Using the listing below, copy every line that mentions "this".

— Begin PROVIDED RECORDS —

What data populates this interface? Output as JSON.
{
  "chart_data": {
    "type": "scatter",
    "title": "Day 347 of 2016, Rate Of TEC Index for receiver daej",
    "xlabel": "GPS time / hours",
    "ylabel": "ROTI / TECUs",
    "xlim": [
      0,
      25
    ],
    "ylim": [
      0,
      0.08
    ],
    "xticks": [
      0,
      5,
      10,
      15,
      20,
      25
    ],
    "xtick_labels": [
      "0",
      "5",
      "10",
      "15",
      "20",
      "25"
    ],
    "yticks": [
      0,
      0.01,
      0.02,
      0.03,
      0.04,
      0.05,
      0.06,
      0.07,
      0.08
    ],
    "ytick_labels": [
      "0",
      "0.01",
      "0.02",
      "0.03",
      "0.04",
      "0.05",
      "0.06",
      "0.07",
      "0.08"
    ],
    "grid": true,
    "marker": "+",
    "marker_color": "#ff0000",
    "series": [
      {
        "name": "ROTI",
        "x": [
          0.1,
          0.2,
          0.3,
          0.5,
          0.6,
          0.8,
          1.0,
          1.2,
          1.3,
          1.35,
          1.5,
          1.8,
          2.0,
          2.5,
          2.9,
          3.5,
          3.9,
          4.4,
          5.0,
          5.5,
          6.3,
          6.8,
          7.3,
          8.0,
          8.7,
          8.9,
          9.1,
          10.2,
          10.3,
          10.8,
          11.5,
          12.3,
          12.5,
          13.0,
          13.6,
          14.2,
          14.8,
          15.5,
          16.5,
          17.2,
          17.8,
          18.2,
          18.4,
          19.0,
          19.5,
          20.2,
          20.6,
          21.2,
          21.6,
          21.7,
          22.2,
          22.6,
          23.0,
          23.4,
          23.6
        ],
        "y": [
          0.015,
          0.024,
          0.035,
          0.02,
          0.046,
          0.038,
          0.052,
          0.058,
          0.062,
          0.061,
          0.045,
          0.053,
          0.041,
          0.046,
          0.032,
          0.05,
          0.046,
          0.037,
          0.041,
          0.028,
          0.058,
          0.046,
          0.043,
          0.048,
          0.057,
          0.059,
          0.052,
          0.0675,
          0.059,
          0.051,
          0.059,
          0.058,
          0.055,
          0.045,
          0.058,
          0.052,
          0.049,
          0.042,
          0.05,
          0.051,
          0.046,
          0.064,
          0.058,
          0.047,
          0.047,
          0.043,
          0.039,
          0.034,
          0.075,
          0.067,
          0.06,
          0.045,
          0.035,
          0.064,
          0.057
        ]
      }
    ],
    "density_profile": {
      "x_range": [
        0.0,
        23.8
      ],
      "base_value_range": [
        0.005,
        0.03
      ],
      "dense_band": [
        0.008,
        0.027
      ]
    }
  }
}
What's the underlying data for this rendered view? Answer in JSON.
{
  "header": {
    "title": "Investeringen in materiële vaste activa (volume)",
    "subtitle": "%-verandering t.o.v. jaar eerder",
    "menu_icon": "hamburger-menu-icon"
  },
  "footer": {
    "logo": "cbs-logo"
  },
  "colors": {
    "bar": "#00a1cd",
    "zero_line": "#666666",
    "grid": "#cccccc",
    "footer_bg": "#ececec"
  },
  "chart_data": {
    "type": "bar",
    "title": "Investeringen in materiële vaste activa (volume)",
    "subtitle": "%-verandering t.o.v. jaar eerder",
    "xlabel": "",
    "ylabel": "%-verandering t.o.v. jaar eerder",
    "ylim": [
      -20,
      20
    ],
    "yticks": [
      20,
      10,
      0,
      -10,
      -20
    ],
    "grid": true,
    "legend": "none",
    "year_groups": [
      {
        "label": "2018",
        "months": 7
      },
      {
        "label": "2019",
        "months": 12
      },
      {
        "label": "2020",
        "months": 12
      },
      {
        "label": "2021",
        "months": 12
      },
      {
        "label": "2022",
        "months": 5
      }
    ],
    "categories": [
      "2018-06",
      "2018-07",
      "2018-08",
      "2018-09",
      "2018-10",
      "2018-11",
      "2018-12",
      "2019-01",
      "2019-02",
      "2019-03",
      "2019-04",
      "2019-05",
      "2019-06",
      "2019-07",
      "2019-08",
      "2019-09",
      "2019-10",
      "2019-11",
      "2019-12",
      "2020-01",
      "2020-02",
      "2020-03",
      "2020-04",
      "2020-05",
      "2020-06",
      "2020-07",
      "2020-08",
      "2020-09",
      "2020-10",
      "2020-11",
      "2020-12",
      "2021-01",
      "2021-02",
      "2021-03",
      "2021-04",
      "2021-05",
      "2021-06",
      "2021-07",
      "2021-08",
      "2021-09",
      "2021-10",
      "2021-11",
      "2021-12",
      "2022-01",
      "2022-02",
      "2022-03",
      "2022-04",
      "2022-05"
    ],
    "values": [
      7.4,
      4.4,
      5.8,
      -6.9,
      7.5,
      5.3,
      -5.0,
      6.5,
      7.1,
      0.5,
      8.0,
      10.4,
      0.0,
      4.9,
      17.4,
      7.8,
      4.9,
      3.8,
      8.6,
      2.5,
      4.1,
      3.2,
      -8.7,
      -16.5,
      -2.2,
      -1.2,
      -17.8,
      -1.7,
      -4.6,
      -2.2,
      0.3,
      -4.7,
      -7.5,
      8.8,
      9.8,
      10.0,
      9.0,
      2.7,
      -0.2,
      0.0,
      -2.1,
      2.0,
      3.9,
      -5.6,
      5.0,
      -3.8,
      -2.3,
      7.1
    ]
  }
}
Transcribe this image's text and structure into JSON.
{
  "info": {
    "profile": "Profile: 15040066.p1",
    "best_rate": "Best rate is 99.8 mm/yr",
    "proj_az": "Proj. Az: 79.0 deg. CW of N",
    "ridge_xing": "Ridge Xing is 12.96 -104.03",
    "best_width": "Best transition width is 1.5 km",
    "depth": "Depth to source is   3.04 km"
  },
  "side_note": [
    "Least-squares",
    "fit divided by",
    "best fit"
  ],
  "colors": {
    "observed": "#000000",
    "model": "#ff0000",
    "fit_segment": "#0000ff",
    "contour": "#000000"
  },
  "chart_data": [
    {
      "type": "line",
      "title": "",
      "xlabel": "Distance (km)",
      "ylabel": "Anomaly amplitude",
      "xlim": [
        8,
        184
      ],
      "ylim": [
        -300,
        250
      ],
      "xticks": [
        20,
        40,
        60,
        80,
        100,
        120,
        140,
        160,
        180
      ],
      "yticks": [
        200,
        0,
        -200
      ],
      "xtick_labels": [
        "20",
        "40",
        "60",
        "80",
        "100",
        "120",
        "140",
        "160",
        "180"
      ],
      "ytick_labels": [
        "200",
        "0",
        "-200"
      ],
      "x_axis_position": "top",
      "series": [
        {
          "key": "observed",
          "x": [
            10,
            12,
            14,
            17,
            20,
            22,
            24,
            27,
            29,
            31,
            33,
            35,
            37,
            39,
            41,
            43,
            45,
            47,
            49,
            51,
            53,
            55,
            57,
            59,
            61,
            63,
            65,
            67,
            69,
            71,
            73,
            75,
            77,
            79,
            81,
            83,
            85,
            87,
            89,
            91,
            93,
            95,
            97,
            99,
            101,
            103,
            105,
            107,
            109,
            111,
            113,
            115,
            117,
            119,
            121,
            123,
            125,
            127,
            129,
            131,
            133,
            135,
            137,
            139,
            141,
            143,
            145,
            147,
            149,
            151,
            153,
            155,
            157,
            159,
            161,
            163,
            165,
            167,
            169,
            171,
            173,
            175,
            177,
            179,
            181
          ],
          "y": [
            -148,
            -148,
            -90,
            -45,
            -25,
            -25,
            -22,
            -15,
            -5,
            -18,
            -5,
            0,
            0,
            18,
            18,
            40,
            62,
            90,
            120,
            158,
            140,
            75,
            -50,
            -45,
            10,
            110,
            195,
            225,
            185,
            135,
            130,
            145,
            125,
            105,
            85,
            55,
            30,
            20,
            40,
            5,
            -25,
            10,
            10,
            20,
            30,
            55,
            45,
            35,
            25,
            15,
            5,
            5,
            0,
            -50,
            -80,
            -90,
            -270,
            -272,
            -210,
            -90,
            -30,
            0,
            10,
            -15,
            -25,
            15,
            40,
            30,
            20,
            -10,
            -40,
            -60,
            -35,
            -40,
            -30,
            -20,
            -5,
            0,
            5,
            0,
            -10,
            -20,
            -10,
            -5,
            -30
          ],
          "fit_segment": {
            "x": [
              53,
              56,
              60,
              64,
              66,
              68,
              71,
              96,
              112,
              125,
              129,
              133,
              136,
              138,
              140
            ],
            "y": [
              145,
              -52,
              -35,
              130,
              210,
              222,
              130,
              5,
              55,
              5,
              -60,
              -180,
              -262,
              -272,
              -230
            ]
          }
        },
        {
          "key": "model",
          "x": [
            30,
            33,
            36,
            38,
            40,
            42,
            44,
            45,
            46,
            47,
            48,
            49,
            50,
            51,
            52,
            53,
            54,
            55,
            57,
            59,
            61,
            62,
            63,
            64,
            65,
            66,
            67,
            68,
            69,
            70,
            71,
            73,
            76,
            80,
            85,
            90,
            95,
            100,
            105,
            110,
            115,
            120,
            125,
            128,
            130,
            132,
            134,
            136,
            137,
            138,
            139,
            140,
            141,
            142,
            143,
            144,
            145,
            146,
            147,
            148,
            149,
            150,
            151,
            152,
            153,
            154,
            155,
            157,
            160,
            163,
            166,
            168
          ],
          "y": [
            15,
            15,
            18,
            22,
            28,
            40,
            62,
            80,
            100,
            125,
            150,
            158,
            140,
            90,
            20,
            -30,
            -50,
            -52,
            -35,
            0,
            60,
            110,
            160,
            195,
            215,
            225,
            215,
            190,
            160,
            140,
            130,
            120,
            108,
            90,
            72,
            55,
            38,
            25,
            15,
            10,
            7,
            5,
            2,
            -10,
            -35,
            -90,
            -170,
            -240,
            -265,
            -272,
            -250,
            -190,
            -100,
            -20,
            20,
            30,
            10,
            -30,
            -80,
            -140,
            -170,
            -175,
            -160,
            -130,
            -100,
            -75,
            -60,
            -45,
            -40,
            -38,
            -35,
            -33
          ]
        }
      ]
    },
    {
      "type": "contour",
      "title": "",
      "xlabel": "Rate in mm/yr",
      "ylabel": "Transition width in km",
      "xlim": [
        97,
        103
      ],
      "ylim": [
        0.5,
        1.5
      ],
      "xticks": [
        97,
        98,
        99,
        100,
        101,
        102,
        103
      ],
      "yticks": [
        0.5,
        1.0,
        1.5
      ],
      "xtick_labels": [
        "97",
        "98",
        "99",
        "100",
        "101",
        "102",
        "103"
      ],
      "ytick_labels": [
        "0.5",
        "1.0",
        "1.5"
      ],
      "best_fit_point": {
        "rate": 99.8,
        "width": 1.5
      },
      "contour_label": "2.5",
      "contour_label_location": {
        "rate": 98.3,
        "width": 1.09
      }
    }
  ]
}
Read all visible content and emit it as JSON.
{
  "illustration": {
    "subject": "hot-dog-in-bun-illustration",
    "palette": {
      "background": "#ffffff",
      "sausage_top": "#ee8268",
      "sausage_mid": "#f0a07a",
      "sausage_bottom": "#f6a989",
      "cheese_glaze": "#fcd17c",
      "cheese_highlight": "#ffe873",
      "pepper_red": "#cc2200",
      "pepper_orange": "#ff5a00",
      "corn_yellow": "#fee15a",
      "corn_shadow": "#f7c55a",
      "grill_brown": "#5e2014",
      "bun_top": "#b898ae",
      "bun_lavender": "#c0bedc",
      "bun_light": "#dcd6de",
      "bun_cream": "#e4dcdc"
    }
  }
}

— End PROVIDED RECORDS —

● **ANSWER TO THE PROBLEM**
What data populates this interface? Output as JSON.
What's the underlying data for this rendered view? Answer in JSON.
Transcribe this image's text and structure into JSON.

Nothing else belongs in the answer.